WHAT THE TASK REQUIRES – Where a line below holds the string "this", copy that line.

RECORDED INFORMATION –
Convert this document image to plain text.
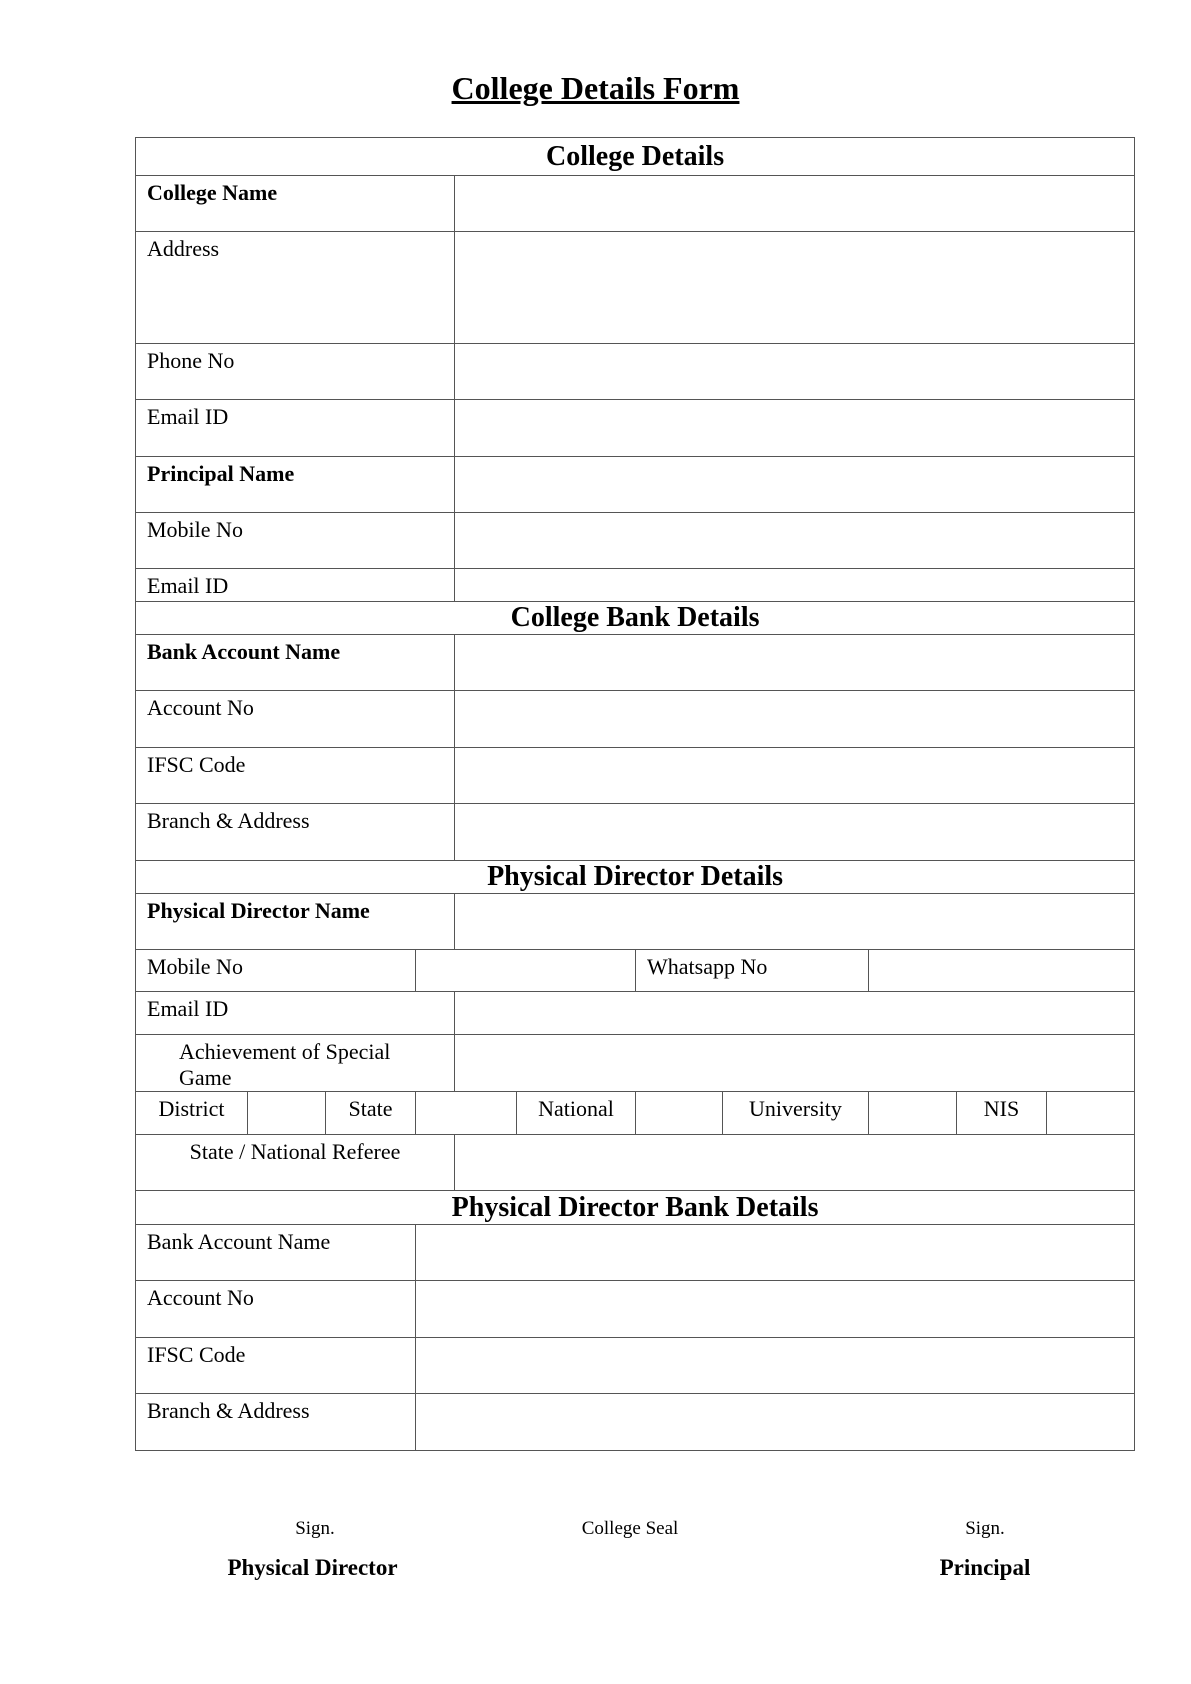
College Details Form
College Details										
College Name										
Address										
Phone No										
Email ID										
Principal Name										
Mobile No										
Email ID										
College Bank Details										
Bank Account Name										
Account No										
IFSC Code										
Branch & Address										
Physical Director Details										
Physical Director Name										
Mobile No						Whatsapp No				
Email ID										
Achievement of Special Game										
District		State			National		University		NIS	
State / National Referee										
Physical Director Bank Details										
Bank Account Name										
Account No										
IFSC Code										
Branch & Address										
Sign.	College Seal	Sign.
Physical Director	Principal
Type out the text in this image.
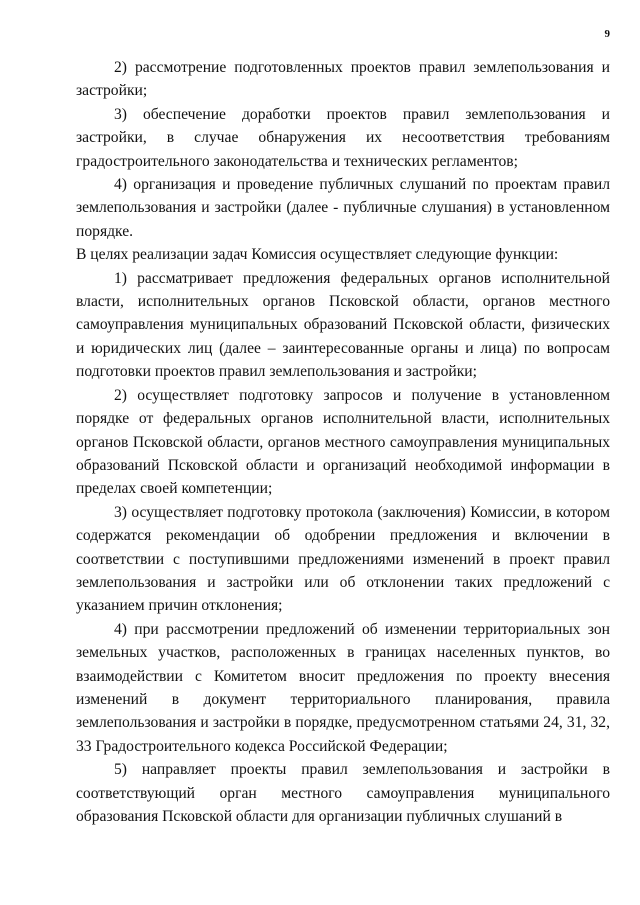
9

2) рассмотрение подготовленных проектов правил землепользования и застройки;

3) обеспечение доработки проектов правил землепользования и застройки, в случае обнаружения их несоответствия требованиям градостроительного законодательства и технических регламентов;

4) организация и проведение публичных слушаний по проектам правил землепользования и застройки (далее - публичные слушания) в установленном порядке.

В целях реализации задач Комиссия осуществляет следующие функции:

1) рассматривает предложения федеральных органов исполнительной власти, исполнительных органов Псковской области, органов местного самоуправления муниципальных образований Псковской области, физических и юридических лиц (далее – заинтересованные органы и лица) по вопросам подготовки проектов правил землепользования и застройки;

2) осуществляет подготовку запросов и получение в установленном порядке от федеральных органов исполнительной власти, исполнительных органов Псковской области, органов местного самоуправления муниципальных образований Псковской области и организаций необходимой информации в пределах своей компетенции;

3) осуществляет подготовку протокола (заключения) Комиссии, в котором содержатся рекомендации об одобрении предложения и включении в соответствии с поступившими предложениями изменений в проект правил землепользования и застройки или об отклонении таких предложений с указанием причин отклонения;

4) при рассмотрении предложений об изменении территориальных зон земельных участков, расположенных в границах населенных пунктов, во взаимодействии с Комитетом вносит предложения по проекту внесения изменений в документ территориального планирования, правила землепользования и застройки в порядке, предусмотренном статьями 24, 31, 32, 33 Градостроительного кодекса Российской Федерации;

5) направляет проекты правил землепользования и застройки в соответствующий орган местного самоуправления муниципального образования Псковской области для организации публичных слушаний в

COMPLETED EXERCISE –
Convert this document image to plain text.
Type out the text in this image.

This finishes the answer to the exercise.